**Selected excerpt**:
════════════════════
This is a continuation of my previous posts about AES. In this post, I cover my Verilog implementation of the AES-256 key schedule. My previous post goes more in-depth on the AES algorithm and some of the mathematical basis of the algorithm; this post is focused on the implementation aspect.
The first iteration of my AES module generates the round keys required for the AES-256 algorithm. In future iterations, as I add more functionality, I intend to make some optimizations and refinements to this implementation (just the implementation from a development perspective, I intend to strictly adhere to the cryptographic algorithm). For the time being, I generally stuck to mirroring the AES algorithm as it is described by the specification from an structural/architectural standpoint.
The module takes a clock signal, enable signal, and a key as inputs, clock,enable, and key respectively. The module outputs a validity signal, valid.
module AES256
(
input clock, //Clock signal
input enable, //Enable signal
input [255:0] key, //Input key
output wire valid //Valid signal
);
Next, I defined constants to represent the mode, either encryption or decryption. Following the mode constants, I defined bit positions that correspond to blocks in the AES process. For now, this includes KWORDS_VALID and KEYS_VALID to indicate when the key has been split into 32-bit words, and when the round key calculation is complete, respectively. I then defined a flag, OP_DONE to indicate when each of the operations are finished.
════════════════════
**Recorded data**:

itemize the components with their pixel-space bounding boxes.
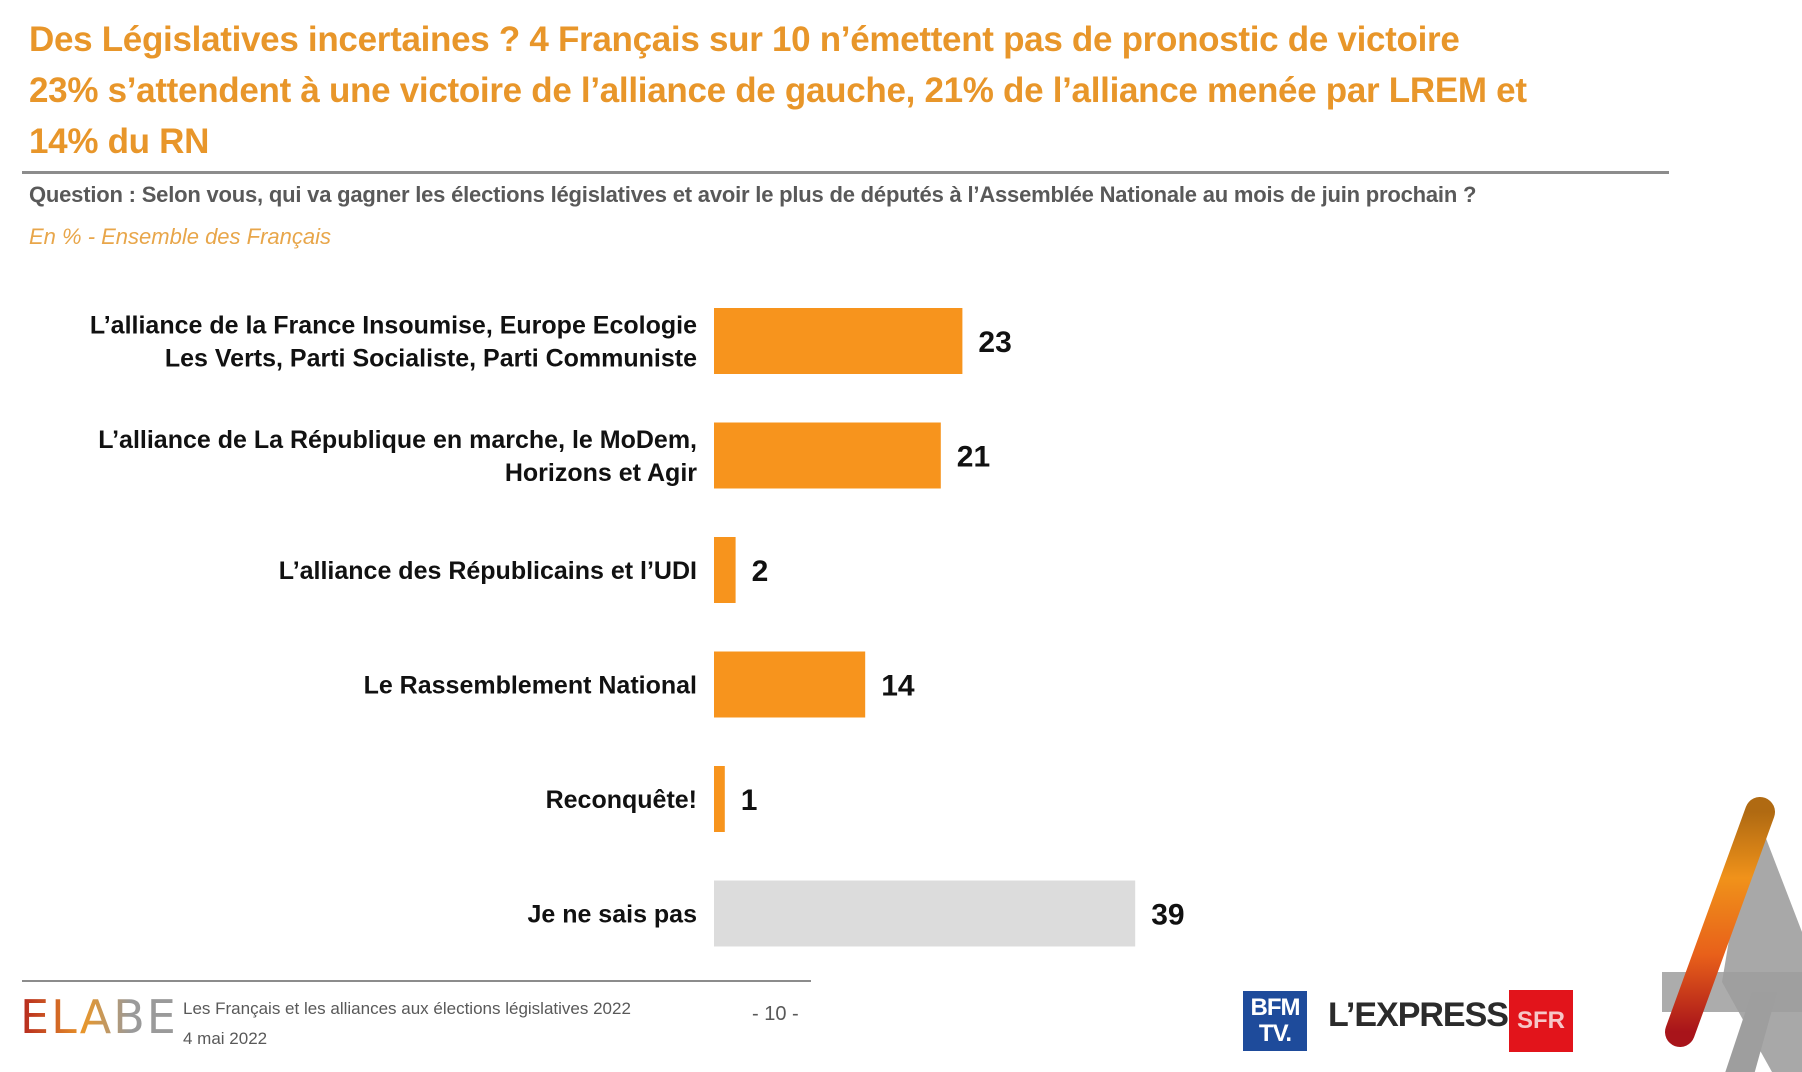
bfmtv-logo: BFM TV. [1243, 991, 1307, 1051]
lexpress-logo: L’EXPRESS [1328, 996, 1509, 1034]
study-date: 4 mai 2022 [183, 1029, 268, 1048]
title-line-3: 14% du RN [29, 122, 210, 161]
footer-divider [22, 980, 811, 982]
bar-2 [714, 537, 736, 603]
bar-0 [714, 308, 963, 374]
value-label-2: 2 [752, 555, 769, 588]
title-line-1: Des Législatives incertaines ? 4 Françai… [29, 20, 1460, 59]
slide-title: Des Législatives incertaines ? 4 Françai… [29, 14, 1729, 167]
category-label-5: Je ne sais pas [527, 901, 697, 929]
bar-5 [714, 880, 1136, 947]
footer-info: Les Français et les alliances aux électi… [183, 994, 631, 1054]
category-label-line: L’alliance des Républicains et l’UDI [279, 557, 697, 585]
title-line-2: 23% s’attendent à une victoire de l’alli… [29, 71, 1527, 110]
bfm-text: BFM [1250, 994, 1301, 1021]
elabe-logo: ELABE [20, 990, 178, 1044]
category-label-line: Les Verts, Parti Socialiste, Parti Commu… [165, 345, 697, 373]
value-label-5: 39 [1151, 899, 1184, 932]
category-label-0: L’alliance de la France Insoumise, Europ… [90, 312, 697, 373]
tv-text: TV. [1258, 1020, 1292, 1047]
value-label-0: 23 [978, 326, 1011, 359]
value-label-3: 14 [881, 670, 915, 703]
survey-question: Question : Selon vous, qui va gagner les… [29, 182, 1477, 207]
header-divider [22, 171, 1669, 174]
value-label-1: 21 [957, 441, 990, 474]
page-number: - 10 - [752, 1003, 799, 1025]
sfr-logo: SFR [1509, 990, 1573, 1052]
category-label-line: Le Rassemblement National [364, 672, 697, 700]
category-label-line: Reconquête! [546, 786, 697, 814]
category-label-1: L’alliance de La République en marche, l… [98, 426, 697, 487]
value-label-4: 1 [741, 784, 758, 817]
category-label-line: Je ne sais pas [527, 901, 697, 929]
bar-chart: 23 L’alliance de la France Insoumise, Eur… [90, 308, 1185, 947]
category-label-3: Le Rassemblement National [364, 672, 697, 700]
category-label-line: L’alliance de La République en marche, l… [98, 426, 697, 454]
bar-1 [714, 422, 941, 489]
category-label-2: L’alliance des Républicains et l’UDI [279, 557, 697, 585]
bar-4 [714, 766, 725, 832]
category-label-line: L’alliance de la France Insoumise, Europ… [90, 312, 697, 340]
study-title: Les Français et les alliances aux électi… [183, 999, 631, 1018]
category-label-line: Horizons et Agir [505, 459, 697, 487]
bar-3 [714, 651, 866, 718]
category-label-4: Reconquête! [546, 786, 697, 814]
chart-subtitle: En % - Ensemble des Français [29, 224, 332, 249]
elabe-a-mark-icon [1662, 797, 1802, 1072]
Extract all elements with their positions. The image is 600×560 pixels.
════════════════════
**Task requirements**: List every port declared in the module header of the AES-256 key schedule post, and give each port's direction.

**Answer to this task**: clock (input), enable (input), key (input), valid (output)